PROBLEM DETAILS
Keep the images out and copy every entry below exactly.

☆ ☆ ☆ ☆

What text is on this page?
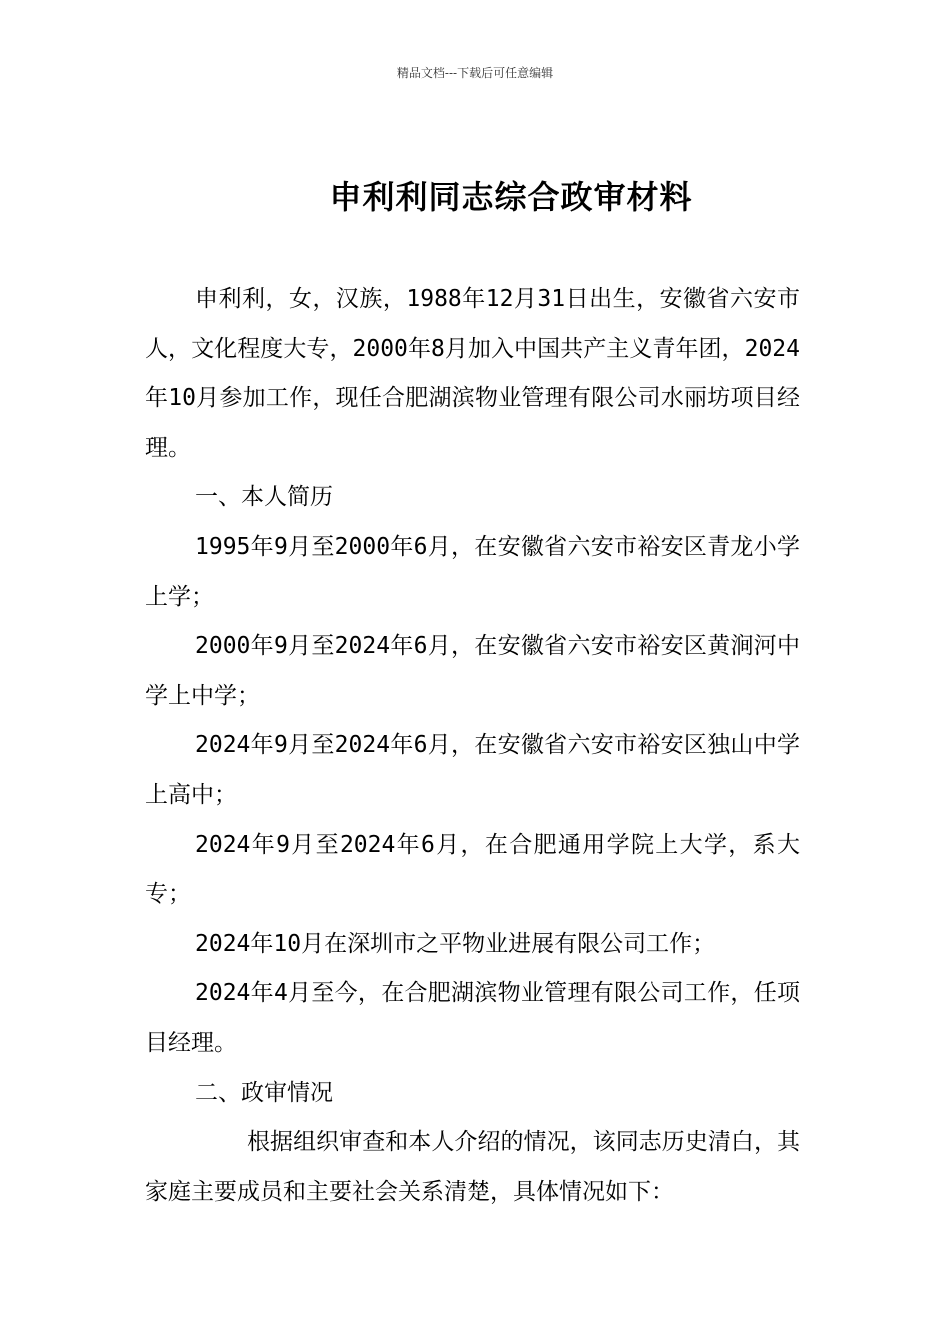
精品文档---下载后可任意编辑
申利利同志综合政审材料

申利利，女，汉族，1988年12月31日出生，安徽省六安市人，文化程度大专，2000年8月加入中国共产主义青年团，2024年10月参加工作，现任合肥湖滨物业管理有限公司水丽坊项目经理。

一、本人简历

1995年9月至2000年6月，在安徽省六安市裕安区青龙小学上学；

2000年9月至2024年6月，在安徽省六安市裕安区黄涧河中学上中学；

2024年9月至2024年6月，在安徽省六安市裕安区独山中学上高中；

2024年9月至2024年6月，在合肥通用学院上大学，系大专；

2024年10月在深圳市之平物业进展有限公司工作；

2024年4月至今，在合肥湖滨物业管理有限公司工作，任项目经理。

二、政审情况

根据组织审查和本人介绍的情况，该同志历史清白，其家庭主要成员和主要社会关系清楚，具体情况如下：
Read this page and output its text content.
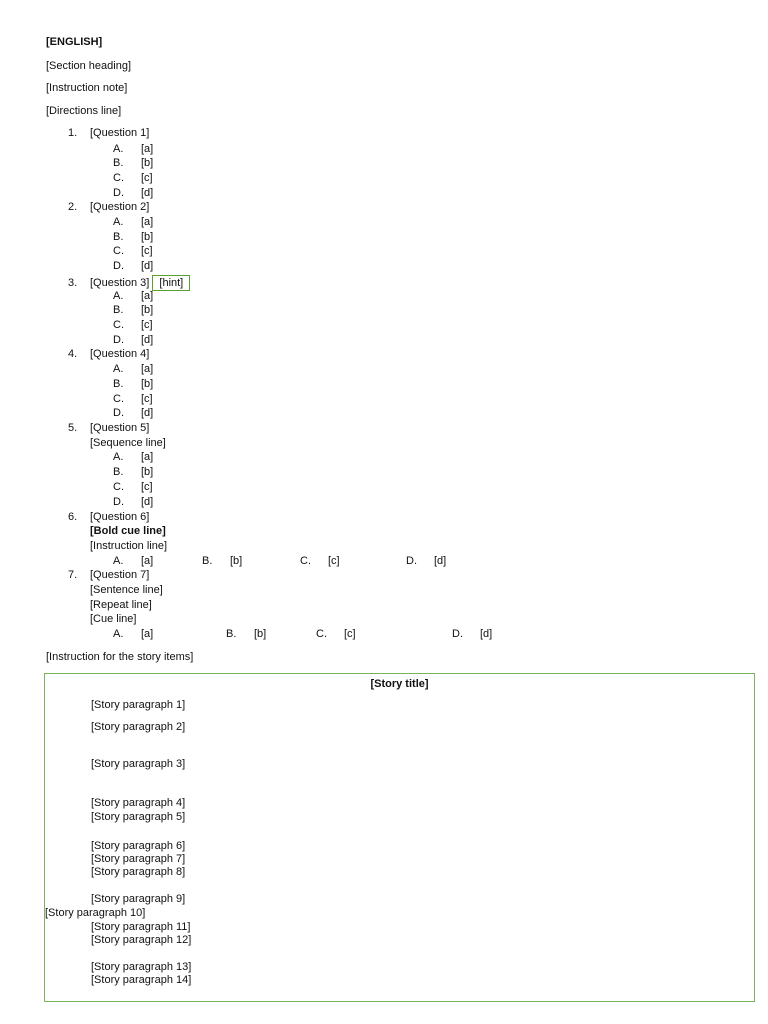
[ENGLISH]
[Section heading]
[Instruction note]
[Directions line]
1. [Question 1]
A. [a]
B. [b]
C. [c]
D. [d]
2. [Question 2]
A. [a]
B. [b]
C. [c]
D. [d]
3. [Question 3] [hint]
A. [a]
B. [b]
C. [c]
D. [d]
4. [Question 4]
A. [a]
B. [b]
C. [c]
D. [d]
5. [Question 5]
[Sequence line]
A. [a]
B. [b]
C. [c]
D. [d]
6. [Question 6]
[Bold cue line]
[Instruction line]
A. [a]	B. [b]	C. [c]	D. [d]
7. [Question 7]
[Sentence line]
[Repeat line]
[Cue line]
A. [a]	B. [b]	C. [c]	D. [d]
[Instruction for the story items]
[Story title]
[Story paragraph 1]
[Story paragraph 2]
[Story paragraph 3]
[Story paragraph 4]
[Story paragraph 5]
[Story paragraph 6]
[Story paragraph 7]
[Story paragraph 8]
[Story paragraph 9]
[Story paragraph 10]
[Story paragraph 11]
[Story paragraph 12]
[Story paragraph 13]
[Story paragraph 14]
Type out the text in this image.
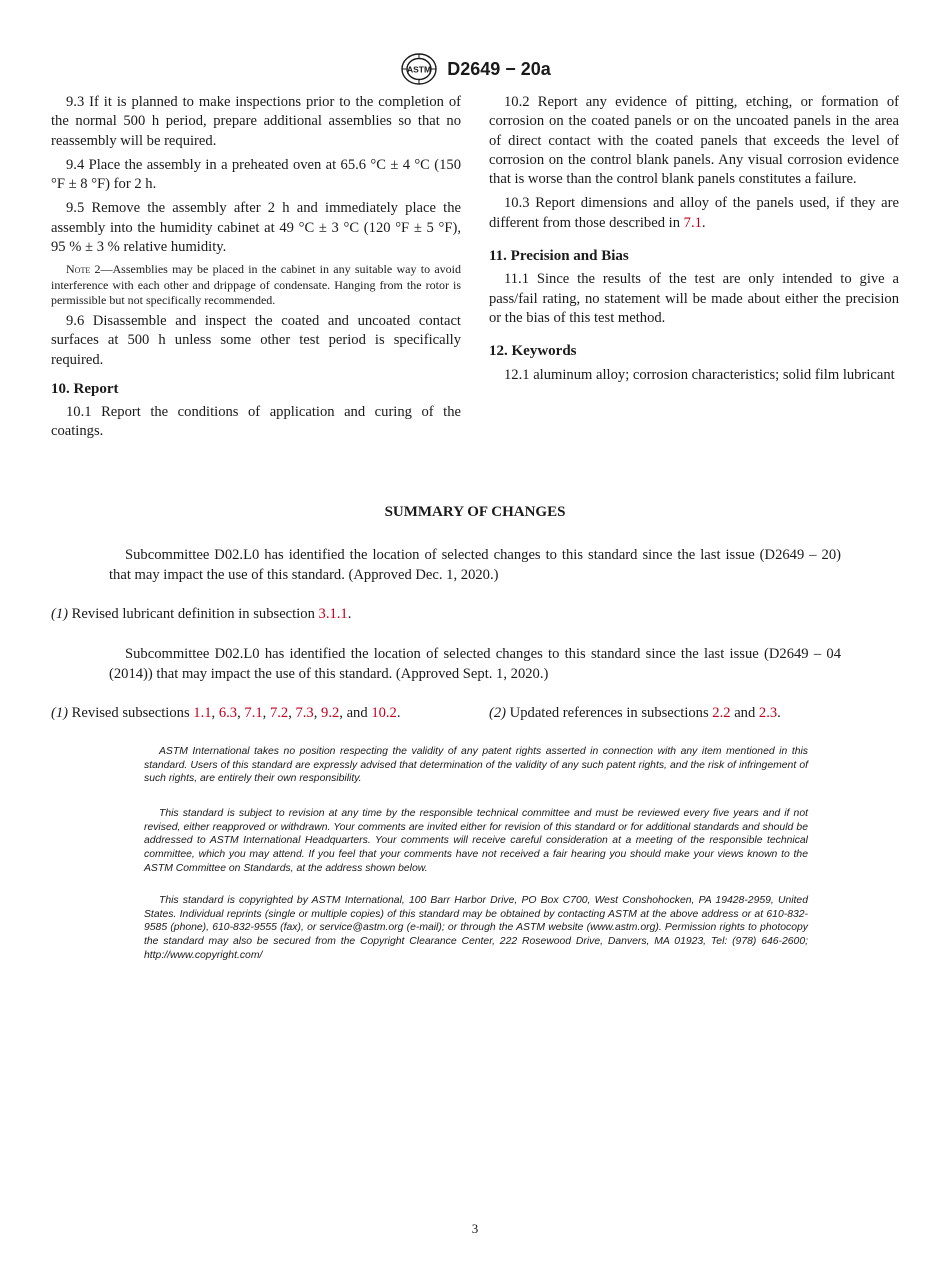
ASTM D2649 − 20a

9.3 If it is planned to make inspections prior to the completion of the normal 500 h period, prepare additional assemblies so that no reassembly will be required.

9.4 Place the assembly in a preheated oven at 65.6 °C ± 4 °C (150 °F ± 8 °F) for 2 h.

9.5 Remove the assembly after 2 h and immediately place the assembly into the humidity cabinet at 49 °C ± 3 °C (120 °F ± 5 °F), 95 % ± 3 % relative humidity.

Note 2—Assemblies may be placed in the cabinet in any suitable way to avoid interference with each other and drippage of condensate. Hanging from the rotor is permissible but not specifically recommended.

9.6 Disassemble and inspect the coated and uncoated contact surfaces at 500 h unless some other test period is specifically required.

10. Report

10.1 Report the conditions of application and curing of the coatings.

10.2 Report any evidence of pitting, etching, or formation of corrosion on the coated panels or on the uncoated panels in the area of direct contact with the coated panels that exceeds the level of corrosion on the control blank panels. Any visual corrosion evidence that is worse than the control blank panels constitutes a failure.

10.3 Report dimensions and alloy of the panels used, if they are different from those described in 7.1.

11. Precision and Bias

11.1 Since the results of the test are only intended to give a pass/fail rating, no statement will be made about either the precision or the bias of this test method.

12. Keywords

12.1 aluminum alloy; corrosion characteristics; solid film lubricant

SUMMARY OF CHANGES

Subcommittee D02.L0 has identified the location of selected changes to this standard since the last issue (D2649 – 20) that may impact the use of this standard. (Approved Dec. 1, 2020.)

(1) Revised lubricant definition in subsection 3.1.1.

Subcommittee D02.L0 has identified the location of selected changes to this standard since the last issue (D2649 – 04 (2014)) that may impact the use of this standard. (Approved Sept. 1, 2020.)

(1) Revised subsections 1.1, 6.3, 7.1, 7.2, 7.3, 9.2, and 10.2.	(2) Updated references in subsections 2.2 and 2.3.

ASTM International takes no position respecting the validity of any patent rights asserted in connection with any item mentioned in this standard. Users of this standard are expressly advised that determination of the validity of any such patent rights, and the risk of infringement of such rights, are entirely their own responsibility.

This standard is subject to revision at any time by the responsible technical committee and must be reviewed every five years and if not revised, either reapproved or withdrawn. Your comments are invited either for revision of this standard or for additional standards and should be addressed to ASTM International Headquarters. Your comments will receive careful consideration at a meeting of the responsible technical committee, which you may attend. If you feel that your comments have not received a fair hearing you should make your views known to the ASTM Committee on Standards, at the address shown below.

This standard is copyrighted by ASTM International, 100 Barr Harbor Drive, PO Box C700, West Conshohocken, PA 19428-2959, United States. Individual reprints (single or multiple copies) of this standard may be obtained by contacting ASTM at the above address or at 610-832-9585 (phone), 610-832-9555 (fax), or service@astm.org (e-mail); or through the ASTM website (www.astm.org). Permission rights to photocopy the standard may also be secured from the Copyright Clearance Center, 222 Rosewood Drive, Danvers, MA 01923, Tel: (978) 646-2600; http://www.copyright.com/

3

☆ ☆ ☆ ☆

PROBLEM SOLUTION
What text is on this page?
精品文档---下载后可任意编辑
申利利同志综合政审材料

申利利，女，汉族，1988年12月31日出生，安徽省六安市人，文化程度大专，2000年8月加入中国共产主义青年团，2024年10月参加工作，现任合肥湖滨物业管理有限公司水丽坊项目经理。

一、本人简历

1995年9月至2000年6月，在安徽省六安市裕安区青龙小学上学；

2000年9月至2024年6月，在安徽省六安市裕安区黄涧河中学上中学；

2024年9月至2024年6月，在安徽省六安市裕安区独山中学上高中；

2024年9月至2024年6月，在合肥通用学院上大学，系大专；

2024年10月在深圳市之平物业进展有限公司工作；

2024年4月至今，在合肥湖滨物业管理有限公司工作，任项目经理。

二、政审情况

根据组织审查和本人介绍的情况，该同志历史清白，其家庭主要成员和主要社会关系清楚，具体情况如下：
Read this page and output its text content.
[ENGLISH]
[Section heading]
[Instruction note]
[Directions line]
1. [Question 1]
A. [a]
B. [b]
C. [c]
D. [d]
2. [Question 2]
A. [a]
B. [b]
C. [c]
D. [d]
3. [Question 3] [hint]
A. [a]
B. [b]
C. [c]
D. [d]
4. [Question 4]
A. [a]
B. [b]
C. [c]
D. [d]
5. [Question 5]
[Sequence line]
A. [a]
B. [b]
C. [c]
D. [d]
6. [Question 6]
[Bold cue line]
[Instruction line]
A. [a]	B. [b]	C. [c]	D. [d]
7. [Question 7]
[Sentence line]
[Repeat line]
[Cue line]
A. [a]	B. [b]	C. [c]	D. [d]
[Instruction for the story items]
[Story title]
[Story paragraph 1]
[Story paragraph 2]
[Story paragraph 3]
[Story paragraph 4]
[Story paragraph 5]
[Story paragraph 6]
[Story paragraph 7]
[Story paragraph 8]
[Story paragraph 9]
[Story paragraph 10]
[Story paragraph 11]
[Story paragraph 12]
[Story paragraph 13]
[Story paragraph 14]
Type out the text in this image.
ASTM D2649 − 20a

9.3 If it is planned to make inspections prior to the completion of the normal 500 h period, prepare additional assemblies so that no reassembly will be required.

9.4 Place the assembly in a preheated oven at 65.6 °C ± 4 °C (150 °F ± 8 °F) for 2 h.

9.5 Remove the assembly after 2 h and immediately place the assembly into the humidity cabinet at 49 °C ± 3 °C (120 °F ± 5 °F), 95 % ± 3 % relative humidity.

Note 2—Assemblies may be placed in the cabinet in any suitable way to avoid interference with each other and drippage of condensate. Hanging from the rotor is permissible but not specifically recommended.

9.6 Disassemble and inspect the coated and uncoated contact surfaces at 500 h unless some other test period is specifically required.

10. Report

10.1 Report the conditions of application and curing of the coatings.

10.2 Report any evidence of pitting, etching, or formation of corrosion on the coated panels or on the uncoated panels in the area of direct contact with the coated panels that exceeds the level of corrosion on the control blank panels. Any visual corrosion evidence that is worse than the control blank panels constitutes a failure.

10.3 Report dimensions and alloy of the panels used, if they are different from those described in 7.1.

11. Precision and Bias

11.1 Since the results of the test are only intended to give a pass/fail rating, no statement will be made about either the precision or the bias of this test method.

12. Keywords

12.1 aluminum alloy; corrosion characteristics; solid film lubricant

SUMMARY OF CHANGES

Subcommittee D02.L0 has identified the location of selected changes to this standard since the last issue (D2649 – 20) that may impact the use of this standard. (Approved Dec. 1, 2020.)

(1) Revised lubricant definition in subsection 3.1.1.

Subcommittee D02.L0 has identified the location of selected changes to this standard since the last issue (D2649 – 04 (2014)) that may impact the use of this standard. (Approved Sept. 1, 2020.)

(1) Revised subsections 1.1, 6.3, 7.1, 7.2, 7.3, 9.2, and 10.2.	(2) Updated references in subsections 2.2 and 2.3.

ASTM International takes no position respecting the validity of any patent rights asserted in connection with any item mentioned in this standard. Users of this standard are expressly advised that determination of the validity of any such patent rights, and the risk of infringement of such rights, are entirely their own responsibility.

This standard is subject to revision at any time by the responsible technical committee and must be reviewed every five years and if not revised, either reapproved or withdrawn. Your comments are invited either for revision of this standard or for additional standards and should be addressed to ASTM International Headquarters. Your comments will receive careful consideration at a meeting of the responsible technical committee, which you may attend. If you feel that your comments have not received a fair hearing you should make your views known to the ASTM Committee on Standards, at the address shown below.

This standard is copyrighted by ASTM International, 100 Barr Harbor Drive, PO Box C700, West Conshohocken, PA 19428-2959, United States. Individual reprints (single or multiple copies) of this standard may be obtained by contacting ASTM at the above address or at 610-832-9585 (phone), 610-832-9555 (fax), or service@astm.org (e-mail); or through the ASTM website (www.astm.org). Permission rights to photocopy the standard may also be secured from the Copyright Clearance Center, 222 Rosewood Drive, Danvers, MA 01923, Tel: (978) 646-2600; http://www.copyright.com/

3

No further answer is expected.